▼

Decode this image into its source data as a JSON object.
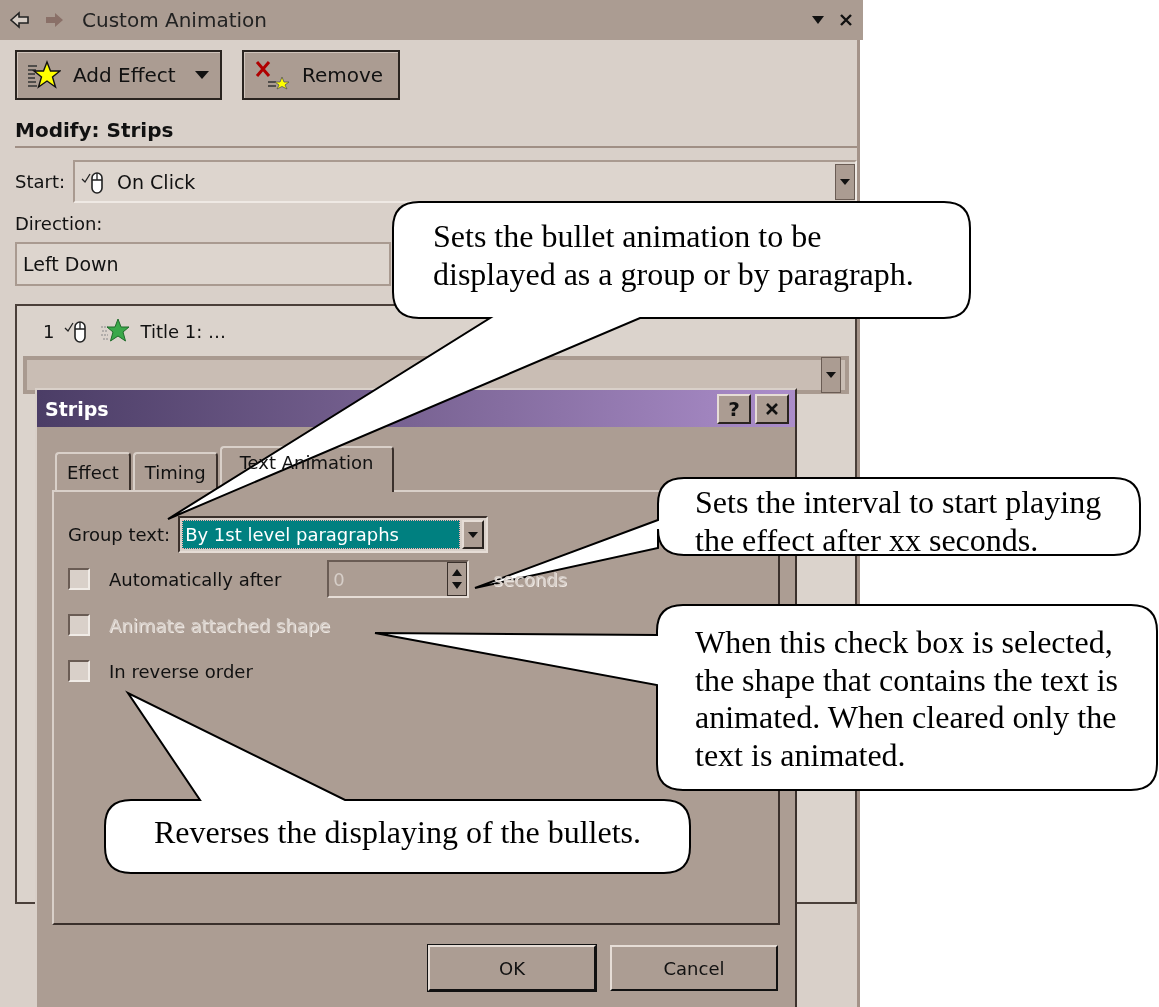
{
  "panel": {
    "title": "Custom Animation",
    "buttons": [
      {
        "label": "Add Effect",
        "kind": "add"
      },
      {
        "label": "Remove",
        "kind": "remove"
      }
    ],
    "modify_heading": "Modify: Strips",
    "start": {
      "label": "Start:",
      "value": "On Click"
    },
    "direction": {
      "label": "Direction:",
      "value": "Left Down"
    },
    "effects": [
      {
        "order": "1",
        "name": "Title 1: …"
      }
    ]
  },
  "dialog": {
    "title": "Strips",
    "help_button": "?",
    "tabs": [
      {
        "label": "Effect",
        "selected": false
      },
      {
        "label": "Timing",
        "selected": false
      },
      {
        "label": "Text Animation",
        "selected": true
      }
    ],
    "group_text": {
      "label": "Group text:",
      "value": "By 1st level paragraphs"
    },
    "options": [
      {
        "kind": "spin",
        "label": "Automatically after",
        "checked": false,
        "disabled": false,
        "value": "0",
        "field_disabled": true,
        "unit": "seconds"
      },
      {
        "kind": "check",
        "label": "Animate attached shape",
        "checked": false,
        "disabled": true
      },
      {
        "kind": "check",
        "label": "In reverse order",
        "checked": false,
        "disabled": false
      }
    ],
    "buttons": [
      "OK",
      "Cancel"
    ]
  },
  "callouts": [
    {
      "text": "Sets the bullet animation to be displayed as a group or by paragraph."
    },
    {
      "text": "Sets the interval to start playing the effect after xx seconds."
    },
    {
      "text": "When this check box is selected, the shape that contains the text is animated. When cleared only the text is animated."
    },
    {
      "text": "Reverses the displaying of the bullets."
    }
  ]
}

▲

Exercise:
The pictures should not appear in the copy; every other part of the records above must be returned exactly.

Final result:
Decode this image into its source data as a JSON object.
{
  "panel": {
    "title": "Custom Animation",
    "buttons": [
      {
        "label": "Add Effect",
        "kind": "add"
      },
      {
        "label": "Remove",
        "kind": "remove"
      }
    ],
    "modify_heading": "Modify: Strips",
    "start": {
      "label": "Start:",
      "value": "On Click"
    },
    "direction": {
      "label": "Direction:",
      "value": "Left Down"
    },
    "effects": [
      {
        "order": "1",
        "name": "Title 1: …"
      }
    ]
  },
  "dialog": {
    "title": "Strips",
    "help_button": "?",
    "tabs": [
      {
        "label": "Effect",
        "selected": false
      },
      {
        "label": "Timing",
        "selected": false
      },
      {
        "label": "Text Animation",
        "selected": true
      }
    ],
    "group_text": {
      "label": "Group text:",
      "value": "By 1st level paragraphs"
    },
    "options": [
      {
        "kind": "spin",
        "label": "Automatically after",
        "checked": false,
        "disabled": false,
        "value": "0",
        "field_disabled": true,
        "unit": "seconds"
      },
      {
        "kind": "check",
        "label": "Animate attached shape",
        "checked": false,
        "disabled": true
      },
      {
        "kind": "check",
        "label": "In reverse order",
        "checked": false,
        "disabled": false
      }
    ],
    "buttons": [
      "OK",
      "Cancel"
    ]
  },
  "callouts": [
    {
      "text": "Sets the bullet animation to be displayed as a group or by paragraph."
    },
    {
      "text": "Sets the interval to start playing the effect after xx seconds."
    },
    {
      "text": "When this check box is selected, the shape that contains the text is animated. When cleared only the text is animated."
    },
    {
      "text": "Reverses the displaying of the bullets."
    }
  ]
}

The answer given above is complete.